Written request:
Nothing but the line with "Transcribe the text in this document." and the lines after it, through the end of the records below, is to be repeated, exactly as it is.

— Start of Extracted information —

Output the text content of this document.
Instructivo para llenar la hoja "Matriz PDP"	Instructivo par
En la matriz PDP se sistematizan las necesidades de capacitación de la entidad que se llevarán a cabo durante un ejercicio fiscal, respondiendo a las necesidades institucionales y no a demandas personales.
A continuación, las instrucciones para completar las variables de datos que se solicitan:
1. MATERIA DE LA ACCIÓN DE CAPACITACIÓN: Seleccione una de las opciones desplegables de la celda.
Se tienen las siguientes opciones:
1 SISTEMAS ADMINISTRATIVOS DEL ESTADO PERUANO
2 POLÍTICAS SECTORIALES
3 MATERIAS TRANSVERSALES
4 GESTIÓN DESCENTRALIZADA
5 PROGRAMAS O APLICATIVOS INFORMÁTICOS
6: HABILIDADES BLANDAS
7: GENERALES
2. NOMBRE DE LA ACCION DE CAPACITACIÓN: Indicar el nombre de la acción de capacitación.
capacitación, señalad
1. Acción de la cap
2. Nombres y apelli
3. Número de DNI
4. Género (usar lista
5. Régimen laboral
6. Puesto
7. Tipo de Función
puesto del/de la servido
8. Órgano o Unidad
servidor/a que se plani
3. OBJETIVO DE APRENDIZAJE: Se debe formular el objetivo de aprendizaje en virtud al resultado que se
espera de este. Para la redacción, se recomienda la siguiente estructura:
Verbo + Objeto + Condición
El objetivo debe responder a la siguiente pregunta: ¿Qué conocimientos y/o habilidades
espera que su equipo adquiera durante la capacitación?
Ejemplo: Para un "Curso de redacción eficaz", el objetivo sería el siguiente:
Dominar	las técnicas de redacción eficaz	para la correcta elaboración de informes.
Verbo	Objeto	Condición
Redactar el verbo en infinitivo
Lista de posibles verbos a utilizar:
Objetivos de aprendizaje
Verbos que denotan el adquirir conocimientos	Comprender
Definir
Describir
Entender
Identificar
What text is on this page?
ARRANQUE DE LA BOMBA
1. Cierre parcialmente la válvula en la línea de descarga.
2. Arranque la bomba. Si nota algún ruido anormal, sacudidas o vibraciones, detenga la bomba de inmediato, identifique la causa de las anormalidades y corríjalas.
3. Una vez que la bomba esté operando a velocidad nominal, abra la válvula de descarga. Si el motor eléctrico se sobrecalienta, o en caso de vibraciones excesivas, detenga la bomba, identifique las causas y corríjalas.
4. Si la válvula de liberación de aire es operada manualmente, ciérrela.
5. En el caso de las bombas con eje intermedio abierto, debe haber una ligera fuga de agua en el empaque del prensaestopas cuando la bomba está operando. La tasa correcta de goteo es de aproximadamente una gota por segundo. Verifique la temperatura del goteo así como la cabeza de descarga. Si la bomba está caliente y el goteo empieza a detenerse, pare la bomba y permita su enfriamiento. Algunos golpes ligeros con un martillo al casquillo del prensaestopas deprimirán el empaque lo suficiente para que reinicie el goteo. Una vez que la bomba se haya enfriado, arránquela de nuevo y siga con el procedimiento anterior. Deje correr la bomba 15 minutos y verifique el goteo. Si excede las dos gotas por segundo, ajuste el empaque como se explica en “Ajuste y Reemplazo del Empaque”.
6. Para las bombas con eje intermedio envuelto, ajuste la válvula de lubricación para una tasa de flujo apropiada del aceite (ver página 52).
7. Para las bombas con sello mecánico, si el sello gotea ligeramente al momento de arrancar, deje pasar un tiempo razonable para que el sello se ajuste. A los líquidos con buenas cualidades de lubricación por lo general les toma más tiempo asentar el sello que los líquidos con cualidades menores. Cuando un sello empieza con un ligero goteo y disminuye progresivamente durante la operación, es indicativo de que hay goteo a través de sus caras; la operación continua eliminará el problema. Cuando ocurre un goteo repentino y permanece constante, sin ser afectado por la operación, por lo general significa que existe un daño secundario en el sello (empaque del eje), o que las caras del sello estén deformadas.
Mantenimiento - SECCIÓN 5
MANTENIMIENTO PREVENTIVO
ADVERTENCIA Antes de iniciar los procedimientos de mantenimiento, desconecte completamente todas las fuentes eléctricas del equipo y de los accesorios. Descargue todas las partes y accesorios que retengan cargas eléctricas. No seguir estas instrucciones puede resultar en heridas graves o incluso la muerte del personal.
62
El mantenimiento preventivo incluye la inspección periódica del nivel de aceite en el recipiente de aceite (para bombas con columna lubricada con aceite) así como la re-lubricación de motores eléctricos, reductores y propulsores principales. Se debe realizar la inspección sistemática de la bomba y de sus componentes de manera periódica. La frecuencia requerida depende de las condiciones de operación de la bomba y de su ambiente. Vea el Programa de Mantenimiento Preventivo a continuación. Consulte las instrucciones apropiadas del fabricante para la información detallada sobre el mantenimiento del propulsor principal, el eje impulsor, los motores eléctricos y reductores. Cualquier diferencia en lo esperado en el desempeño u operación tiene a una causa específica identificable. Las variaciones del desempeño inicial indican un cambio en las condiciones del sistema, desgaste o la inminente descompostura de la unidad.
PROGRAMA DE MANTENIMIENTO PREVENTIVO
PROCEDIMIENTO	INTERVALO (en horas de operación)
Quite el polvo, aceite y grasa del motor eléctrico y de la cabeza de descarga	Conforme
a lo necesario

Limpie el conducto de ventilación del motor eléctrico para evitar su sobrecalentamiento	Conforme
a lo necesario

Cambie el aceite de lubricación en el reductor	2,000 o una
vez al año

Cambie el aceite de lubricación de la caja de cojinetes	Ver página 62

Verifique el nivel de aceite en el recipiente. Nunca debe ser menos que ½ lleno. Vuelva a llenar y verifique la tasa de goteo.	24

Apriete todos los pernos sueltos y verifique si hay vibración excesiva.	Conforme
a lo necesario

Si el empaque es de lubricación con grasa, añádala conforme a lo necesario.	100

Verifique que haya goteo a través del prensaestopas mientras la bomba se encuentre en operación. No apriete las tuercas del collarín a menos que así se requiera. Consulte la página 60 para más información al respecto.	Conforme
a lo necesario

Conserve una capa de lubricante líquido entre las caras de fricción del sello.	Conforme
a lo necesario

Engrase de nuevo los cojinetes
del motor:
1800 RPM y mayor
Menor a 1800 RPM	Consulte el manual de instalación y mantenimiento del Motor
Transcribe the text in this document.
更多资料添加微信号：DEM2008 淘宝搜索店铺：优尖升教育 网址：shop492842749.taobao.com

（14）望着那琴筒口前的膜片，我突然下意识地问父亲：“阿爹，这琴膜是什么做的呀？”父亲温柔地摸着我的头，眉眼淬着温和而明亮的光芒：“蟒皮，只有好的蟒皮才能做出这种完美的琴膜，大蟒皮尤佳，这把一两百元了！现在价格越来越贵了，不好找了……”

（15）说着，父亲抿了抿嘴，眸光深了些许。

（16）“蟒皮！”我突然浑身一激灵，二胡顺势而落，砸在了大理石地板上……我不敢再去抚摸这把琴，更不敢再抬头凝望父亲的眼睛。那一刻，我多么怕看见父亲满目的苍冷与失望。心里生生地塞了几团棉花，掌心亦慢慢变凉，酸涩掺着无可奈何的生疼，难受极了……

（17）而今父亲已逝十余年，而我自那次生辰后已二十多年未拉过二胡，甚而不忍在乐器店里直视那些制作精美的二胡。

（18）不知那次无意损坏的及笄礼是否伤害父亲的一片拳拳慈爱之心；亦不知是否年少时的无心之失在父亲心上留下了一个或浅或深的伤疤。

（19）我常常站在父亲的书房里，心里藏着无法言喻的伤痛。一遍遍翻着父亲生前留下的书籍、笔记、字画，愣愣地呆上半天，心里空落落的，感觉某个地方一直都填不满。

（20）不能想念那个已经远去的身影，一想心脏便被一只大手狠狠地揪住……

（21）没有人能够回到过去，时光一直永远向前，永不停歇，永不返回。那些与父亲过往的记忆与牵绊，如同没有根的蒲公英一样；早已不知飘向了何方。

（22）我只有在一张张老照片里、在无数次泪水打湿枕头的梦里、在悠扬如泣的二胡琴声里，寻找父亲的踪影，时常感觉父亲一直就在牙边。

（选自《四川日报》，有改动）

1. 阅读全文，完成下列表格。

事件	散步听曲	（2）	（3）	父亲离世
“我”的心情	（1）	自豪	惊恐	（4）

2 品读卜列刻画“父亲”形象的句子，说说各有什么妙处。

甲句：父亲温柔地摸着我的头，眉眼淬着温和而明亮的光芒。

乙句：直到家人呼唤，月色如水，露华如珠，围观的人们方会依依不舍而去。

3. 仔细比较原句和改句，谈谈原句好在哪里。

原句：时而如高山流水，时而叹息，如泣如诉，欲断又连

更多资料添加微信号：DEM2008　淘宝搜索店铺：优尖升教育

— End of Extracted information —

The solution:
Transcribe the text in this document.
更多资料添加微信号：DEM2008 淘宝搜索店铺：优尖升教育 网址：shop492842749.taobao.com

（14）望着那琴筒口前的膜片，我突然下意识地问父亲：“阿爹，这琴膜是什么做的呀？”父亲温柔地摸着我的头，眉眼淬着温和而明亮的光芒：“蟒皮，只有好的蟒皮才能做出这种完美的琴膜，大蟒皮尤佳，这把一两百元了！现在价格越来越贵了，不好找了……”

（15）说着，父亲抿了抿嘴，眸光深了些许。

（16）“蟒皮！”我突然浑身一激灵，二胡顺势而落，砸在了大理石地板上……我不敢再去抚摸这把琴，更不敢再抬头凝望父亲的眼睛。那一刻，我多么怕看见父亲满目的苍冷与失望。心里生生地塞了几团棉花，掌心亦慢慢变凉，酸涩掺着无可奈何的生疼，难受极了……

（17）而今父亲已逝十余年，而我自那次生辰后已二十多年未拉过二胡，甚而不忍在乐器店里直视那些制作精美的二胡。

（18）不知那次无意损坏的及笄礼是否伤害父亲的一片拳拳慈爱之心；亦不知是否年少时的无心之失在父亲心上留下了一个或浅或深的伤疤。

（19）我常常站在父亲的书房里，心里藏着无法言喻的伤痛。一遍遍翻着父亲生前留下的书籍、笔记、字画，愣愣地呆上半天，心里空落落的，感觉某个地方一直都填不满。

（20）不能想念那个已经远去的身影，一想心脏便被一只大手狠狠地揪住……

（21）没有人能够回到过去，时光一直永远向前，永不停歇，永不返回。那些与父亲过往的记忆与牵绊，如同没有根的蒲公英一样；早已不知飘向了何方。

（22）我只有在一张张老照片里、在无数次泪水打湿枕头的梦里、在悠扬如泣的二胡琴声里，寻找父亲的踪影，时常感觉父亲一直就在牙边。

（选自《四川日报》，有改动）

1. 阅读全文，完成下列表格。

事件	散步听曲	（2）	（3）	父亲离世
“我”的心情	（1）	自豪	惊恐	（4）

2 品读卜列刻画“父亲”形象的句子，说说各有什么妙处。

甲句：父亲温柔地摸着我的头，眉眼淬着温和而明亮的光芒。

乙句：直到家人呼唤，月色如水，露华如珠，围观的人们方会依依不舍而去。

3. 仔细比较原句和改句，谈谈原句好在哪里。

原句：时而如高山流水，时而叹息，如泣如诉，欲断又连

更多资料添加微信号：DEM2008　淘宝搜索店铺：优尖升教育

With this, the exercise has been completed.